──────── AVAILABLE DATA ────────

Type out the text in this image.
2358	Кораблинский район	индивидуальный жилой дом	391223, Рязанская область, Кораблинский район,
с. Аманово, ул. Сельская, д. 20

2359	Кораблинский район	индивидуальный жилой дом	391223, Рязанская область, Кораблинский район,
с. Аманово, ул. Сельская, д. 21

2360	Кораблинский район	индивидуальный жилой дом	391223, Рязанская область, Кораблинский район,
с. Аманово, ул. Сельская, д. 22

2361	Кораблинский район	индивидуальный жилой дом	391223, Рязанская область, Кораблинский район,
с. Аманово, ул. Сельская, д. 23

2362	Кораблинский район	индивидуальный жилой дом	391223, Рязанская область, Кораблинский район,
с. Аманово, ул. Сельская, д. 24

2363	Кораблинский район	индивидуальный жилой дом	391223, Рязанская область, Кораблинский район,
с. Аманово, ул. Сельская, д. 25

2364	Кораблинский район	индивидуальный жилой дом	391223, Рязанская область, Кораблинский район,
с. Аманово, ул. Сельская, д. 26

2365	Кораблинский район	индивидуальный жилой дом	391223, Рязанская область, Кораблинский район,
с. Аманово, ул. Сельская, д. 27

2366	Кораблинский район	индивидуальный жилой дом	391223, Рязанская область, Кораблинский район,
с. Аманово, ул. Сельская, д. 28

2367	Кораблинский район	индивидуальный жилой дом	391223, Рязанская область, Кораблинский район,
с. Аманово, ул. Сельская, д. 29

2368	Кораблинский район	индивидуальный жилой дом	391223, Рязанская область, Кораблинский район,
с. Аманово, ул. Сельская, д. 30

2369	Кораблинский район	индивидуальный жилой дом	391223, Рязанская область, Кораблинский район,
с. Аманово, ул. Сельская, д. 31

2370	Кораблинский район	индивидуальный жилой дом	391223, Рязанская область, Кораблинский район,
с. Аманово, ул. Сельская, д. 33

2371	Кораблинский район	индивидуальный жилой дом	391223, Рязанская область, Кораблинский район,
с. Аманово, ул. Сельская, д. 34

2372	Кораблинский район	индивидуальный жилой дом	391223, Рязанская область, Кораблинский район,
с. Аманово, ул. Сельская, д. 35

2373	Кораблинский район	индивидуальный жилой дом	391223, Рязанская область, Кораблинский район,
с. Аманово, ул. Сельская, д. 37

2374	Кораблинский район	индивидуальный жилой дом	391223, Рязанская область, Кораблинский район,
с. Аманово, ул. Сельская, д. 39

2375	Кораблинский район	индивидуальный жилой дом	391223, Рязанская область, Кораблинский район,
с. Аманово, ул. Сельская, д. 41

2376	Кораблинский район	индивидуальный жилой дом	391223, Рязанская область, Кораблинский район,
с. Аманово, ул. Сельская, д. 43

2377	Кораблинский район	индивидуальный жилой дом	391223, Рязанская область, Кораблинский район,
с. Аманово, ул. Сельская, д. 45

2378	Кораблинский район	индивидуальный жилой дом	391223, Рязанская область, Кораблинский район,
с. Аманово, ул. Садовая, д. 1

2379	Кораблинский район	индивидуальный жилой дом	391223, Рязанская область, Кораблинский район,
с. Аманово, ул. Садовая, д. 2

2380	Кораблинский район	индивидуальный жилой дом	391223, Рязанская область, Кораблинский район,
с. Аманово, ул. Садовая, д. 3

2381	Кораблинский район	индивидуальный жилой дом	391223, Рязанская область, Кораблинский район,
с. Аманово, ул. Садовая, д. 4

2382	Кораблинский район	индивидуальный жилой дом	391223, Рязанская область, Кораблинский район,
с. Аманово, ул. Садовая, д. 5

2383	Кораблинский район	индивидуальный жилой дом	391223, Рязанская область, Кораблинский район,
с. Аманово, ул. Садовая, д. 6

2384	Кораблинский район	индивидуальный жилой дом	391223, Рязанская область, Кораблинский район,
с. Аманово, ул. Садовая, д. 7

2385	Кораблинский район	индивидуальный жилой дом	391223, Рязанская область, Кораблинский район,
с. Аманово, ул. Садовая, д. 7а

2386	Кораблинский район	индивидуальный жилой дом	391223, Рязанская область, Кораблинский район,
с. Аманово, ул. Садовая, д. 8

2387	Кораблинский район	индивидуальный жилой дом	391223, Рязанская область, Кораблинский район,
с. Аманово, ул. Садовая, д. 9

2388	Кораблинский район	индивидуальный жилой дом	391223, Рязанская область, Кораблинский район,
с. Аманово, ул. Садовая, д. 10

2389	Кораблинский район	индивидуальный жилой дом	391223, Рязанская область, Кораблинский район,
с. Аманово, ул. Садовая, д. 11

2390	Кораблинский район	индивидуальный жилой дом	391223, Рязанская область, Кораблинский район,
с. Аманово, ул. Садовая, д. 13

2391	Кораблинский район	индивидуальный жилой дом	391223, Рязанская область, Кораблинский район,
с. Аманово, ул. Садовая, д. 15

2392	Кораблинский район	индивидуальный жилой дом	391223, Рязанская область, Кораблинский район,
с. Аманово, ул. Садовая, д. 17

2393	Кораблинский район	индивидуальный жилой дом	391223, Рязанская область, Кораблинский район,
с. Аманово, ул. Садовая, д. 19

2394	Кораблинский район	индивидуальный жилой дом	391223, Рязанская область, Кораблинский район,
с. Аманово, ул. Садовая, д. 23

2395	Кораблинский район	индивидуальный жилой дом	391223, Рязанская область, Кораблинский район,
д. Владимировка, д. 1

────────

SET TASK — Could you quote the material above in full, exactly as it stands?

SOLUTION FOR THIS PROBLEM —
Type out the text in this image.
2358	Кораблинский район	индивидуальный жилой дом	391223, Рязанская область, Кораблинский район,
с. Аманово, ул. Сельская, д. 20

2359	Кораблинский район	индивидуальный жилой дом	391223, Рязанская область, Кораблинский район,
с. Аманово, ул. Сельская, д. 21

2360	Кораблинский район	индивидуальный жилой дом	391223, Рязанская область, Кораблинский район,
с. Аманово, ул. Сельская, д. 22

2361	Кораблинский район	индивидуальный жилой дом	391223, Рязанская область, Кораблинский район,
с. Аманово, ул. Сельская, д. 23

2362	Кораблинский район	индивидуальный жилой дом	391223, Рязанская область, Кораблинский район,
с. Аманово, ул. Сельская, д. 24

2363	Кораблинский район	индивидуальный жилой дом	391223, Рязанская область, Кораблинский район,
с. Аманово, ул. Сельская, д. 25

2364	Кораблинский район	индивидуальный жилой дом	391223, Рязанская область, Кораблинский район,
с. Аманово, ул. Сельская, д. 26

2365	Кораблинский район	индивидуальный жилой дом	391223, Рязанская область, Кораблинский район,
с. Аманово, ул. Сельская, д. 27

2366	Кораблинский район	индивидуальный жилой дом	391223, Рязанская область, Кораблинский район,
с. Аманово, ул. Сельская, д. 28

2367	Кораблинский район	индивидуальный жилой дом	391223, Рязанская область, Кораблинский район,
с. Аманово, ул. Сельская, д. 29

2368	Кораблинский район	индивидуальный жилой дом	391223, Рязанская область, Кораблинский район,
с. Аманово, ул. Сельская, д. 30

2369	Кораблинский район	индивидуальный жилой дом	391223, Рязанская область, Кораблинский район,
с. Аманово, ул. Сельская, д. 31

2370	Кораблинский район	индивидуальный жилой дом	391223, Рязанская область, Кораблинский район,
с. Аманово, ул. Сельская, д. 33

2371	Кораблинский район	индивидуальный жилой дом	391223, Рязанская область, Кораблинский район,
с. Аманово, ул. Сельская, д. 34

2372	Кораблинский район	индивидуальный жилой дом	391223, Рязанская область, Кораблинский район,
с. Аманово, ул. Сельская, д. 35

2373	Кораблинский район	индивидуальный жилой дом	391223, Рязанская область, Кораблинский район,
с. Аманово, ул. Сельская, д. 37

2374	Кораблинский район	индивидуальный жилой дом	391223, Рязанская область, Кораблинский район,
с. Аманово, ул. Сельская, д. 39

2375	Кораблинский район	индивидуальный жилой дом	391223, Рязанская область, Кораблинский район,
с. Аманово, ул. Сельская, д. 41

2376	Кораблинский район	индивидуальный жилой дом	391223, Рязанская область, Кораблинский район,
с. Аманово, ул. Сельская, д. 43

2377	Кораблинский район	индивидуальный жилой дом	391223, Рязанская область, Кораблинский район,
с. Аманово, ул. Сельская, д. 45

2378	Кораблинский район	индивидуальный жилой дом	391223, Рязанская область, Кораблинский район,
с. Аманово, ул. Садовая, д. 1

2379	Кораблинский район	индивидуальный жилой дом	391223, Рязанская область, Кораблинский район,
с. Аманово, ул. Садовая, д. 2

2380	Кораблинский район	индивидуальный жилой дом	391223, Рязанская область, Кораблинский район,
с. Аманово, ул. Садовая, д. 3

2381	Кораблинский район	индивидуальный жилой дом	391223, Рязанская область, Кораблинский район,
с. Аманово, ул. Садовая, д. 4

2382	Кораблинский район	индивидуальный жилой дом	391223, Рязанская область, Кораблинский район,
с. Аманово, ул. Садовая, д. 5

2383	Кораблинский район	индивидуальный жилой дом	391223, Рязанская область, Кораблинский район,
с. Аманово, ул. Садовая, д. 6

2384	Кораблинский район	индивидуальный жилой дом	391223, Рязанская область, Кораблинский район,
с. Аманово, ул. Садовая, д. 7

2385	Кораблинский район	индивидуальный жилой дом	391223, Рязанская область, Кораблинский район,
с. Аманово, ул. Садовая, д. 7а

2386	Кораблинский район	индивидуальный жилой дом	391223, Рязанская область, Кораблинский район,
с. Аманово, ул. Садовая, д. 8

2387	Кораблинский район	индивидуальный жилой дом	391223, Рязанская область, Кораблинский район,
с. Аманово, ул. Садовая, д. 9

2388	Кораблинский район	индивидуальный жилой дом	391223, Рязанская область, Кораблинский район,
с. Аманово, ул. Садовая, д. 10

2389	Кораблинский район	индивидуальный жилой дом	391223, Рязанская область, Кораблинский район,
с. Аманово, ул. Садовая, д. 11

2390	Кораблинский район	индивидуальный жилой дом	391223, Рязанская область, Кораблинский район,
с. Аманово, ул. Садовая, д. 13

2391	Кораблинский район	индивидуальный жилой дом	391223, Рязанская область, Кораблинский район,
с. Аманово, ул. Садовая, д. 15

2392	Кораблинский район	индивидуальный жилой дом	391223, Рязанская область, Кораблинский район,
с. Аманово, ул. Садовая, д. 17

2393	Кораблинский район	индивидуальный жилой дом	391223, Рязанская область, Кораблинский район,
с. Аманово, ул. Садовая, д. 19

2394	Кораблинский район	индивидуальный жилой дом	391223, Рязанская область, Кораблинский район,
с. Аманово, ул. Садовая, д. 23

2395	Кораблинский район	индивидуальный жилой дом	391223, Рязанская область, Кораблинский район,
д. Владимировка, д. 1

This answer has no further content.